• AIM OF THE TASK:
Begin with the line that contains "Extract all readable text from this page." and transcribe each line after it, up to and including the last line of the listing below.

......

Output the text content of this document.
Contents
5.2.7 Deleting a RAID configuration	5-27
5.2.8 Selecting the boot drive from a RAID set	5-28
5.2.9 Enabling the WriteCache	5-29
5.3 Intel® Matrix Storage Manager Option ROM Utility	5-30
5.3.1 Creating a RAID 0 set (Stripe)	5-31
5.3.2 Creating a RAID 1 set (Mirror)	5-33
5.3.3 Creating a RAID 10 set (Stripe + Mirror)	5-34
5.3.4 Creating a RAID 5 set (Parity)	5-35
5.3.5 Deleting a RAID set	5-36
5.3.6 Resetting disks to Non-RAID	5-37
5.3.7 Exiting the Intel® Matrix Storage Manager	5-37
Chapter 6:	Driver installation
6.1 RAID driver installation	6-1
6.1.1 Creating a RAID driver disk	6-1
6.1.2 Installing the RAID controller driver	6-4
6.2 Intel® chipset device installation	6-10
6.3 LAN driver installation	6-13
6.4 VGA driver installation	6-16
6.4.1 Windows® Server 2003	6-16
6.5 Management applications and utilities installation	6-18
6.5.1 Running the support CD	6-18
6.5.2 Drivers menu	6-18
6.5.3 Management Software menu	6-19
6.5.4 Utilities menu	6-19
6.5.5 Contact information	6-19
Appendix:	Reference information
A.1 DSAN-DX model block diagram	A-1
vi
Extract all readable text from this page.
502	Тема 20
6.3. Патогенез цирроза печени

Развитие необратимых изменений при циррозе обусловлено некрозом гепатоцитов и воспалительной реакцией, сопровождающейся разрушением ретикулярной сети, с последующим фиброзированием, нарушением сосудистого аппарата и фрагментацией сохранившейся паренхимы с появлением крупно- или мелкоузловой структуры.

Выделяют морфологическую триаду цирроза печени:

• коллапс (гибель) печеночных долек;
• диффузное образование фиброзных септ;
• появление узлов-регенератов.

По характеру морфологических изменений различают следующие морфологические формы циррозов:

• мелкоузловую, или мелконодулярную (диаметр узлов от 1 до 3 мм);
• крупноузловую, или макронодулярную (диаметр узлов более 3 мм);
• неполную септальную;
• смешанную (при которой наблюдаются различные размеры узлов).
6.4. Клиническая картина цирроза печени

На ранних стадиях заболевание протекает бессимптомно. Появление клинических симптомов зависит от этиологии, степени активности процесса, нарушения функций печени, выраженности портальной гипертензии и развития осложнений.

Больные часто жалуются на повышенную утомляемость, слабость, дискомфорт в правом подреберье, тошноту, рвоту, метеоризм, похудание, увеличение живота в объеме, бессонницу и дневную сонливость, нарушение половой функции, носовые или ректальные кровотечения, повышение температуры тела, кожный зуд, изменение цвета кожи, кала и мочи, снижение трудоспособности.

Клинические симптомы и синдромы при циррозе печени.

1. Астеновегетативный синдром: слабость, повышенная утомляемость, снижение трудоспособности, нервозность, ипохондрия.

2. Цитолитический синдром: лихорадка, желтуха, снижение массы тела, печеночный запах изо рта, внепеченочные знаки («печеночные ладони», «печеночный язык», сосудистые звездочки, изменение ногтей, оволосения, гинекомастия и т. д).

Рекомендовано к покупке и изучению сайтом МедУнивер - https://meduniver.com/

......

• RESULT FOR THIS TASK:
Extract all readable text from this page.
502	Тема 20
6.3. Патогенез цирроза печени

Развитие необратимых изменений при циррозе обусловлено некрозом гепатоцитов и воспалительной реакцией, сопровождающейся разрушением ретикулярной сети, с последующим фиброзированием, нарушением сосудистого аппарата и фрагментацией сохранившейся паренхимы с появлением крупно- или мелкоузловой структуры.

Выделяют морфологическую триаду цирроза печени:

• коллапс (гибель) печеночных долек;
• диффузное образование фиброзных септ;
• появление узлов-регенератов.

По характеру морфологических изменений различают следующие морфологические формы циррозов:

• мелкоузловую, или мелконодулярную (диаметр узлов от 1 до 3 мм);
• крупноузловую, или макронодулярную (диаметр узлов более 3 мм);
• неполную септальную;
• смешанную (при которой наблюдаются различные размеры узлов).
6.4. Клиническая картина цирроза печени

На ранних стадиях заболевание протекает бессимптомно. Появление клинических симптомов зависит от этиологии, степени активности процесса, нарушения функций печени, выраженности портальной гипертензии и развития осложнений.

Больные часто жалуются на повышенную утомляемость, слабость, дискомфорт в правом подреберье, тошноту, рвоту, метеоризм, похудание, увеличение живота в объеме, бессонницу и дневную сонливость, нарушение половой функции, носовые или ректальные кровотечения, повышение температуры тела, кожный зуд, изменение цвета кожи, кала и мочи, снижение трудоспособности.

Клинические симптомы и синдромы при циррозе печени.

1. Астеновегетативный синдром: слабость, повышенная утомляемость, снижение трудоспособности, нервозность, ипохондрия.

2. Цитолитический синдром: лихорадка, желтуха, снижение массы тела, печеночный запах изо рта, внепеченочные знаки («печеночные ладони», «печеночный язык», сосудистые звездочки, изменение ногтей, оволосения, гинекомастия и т. д).

Рекомендовано к покупке и изучению сайтом МедУнивер - https://meduniver.com/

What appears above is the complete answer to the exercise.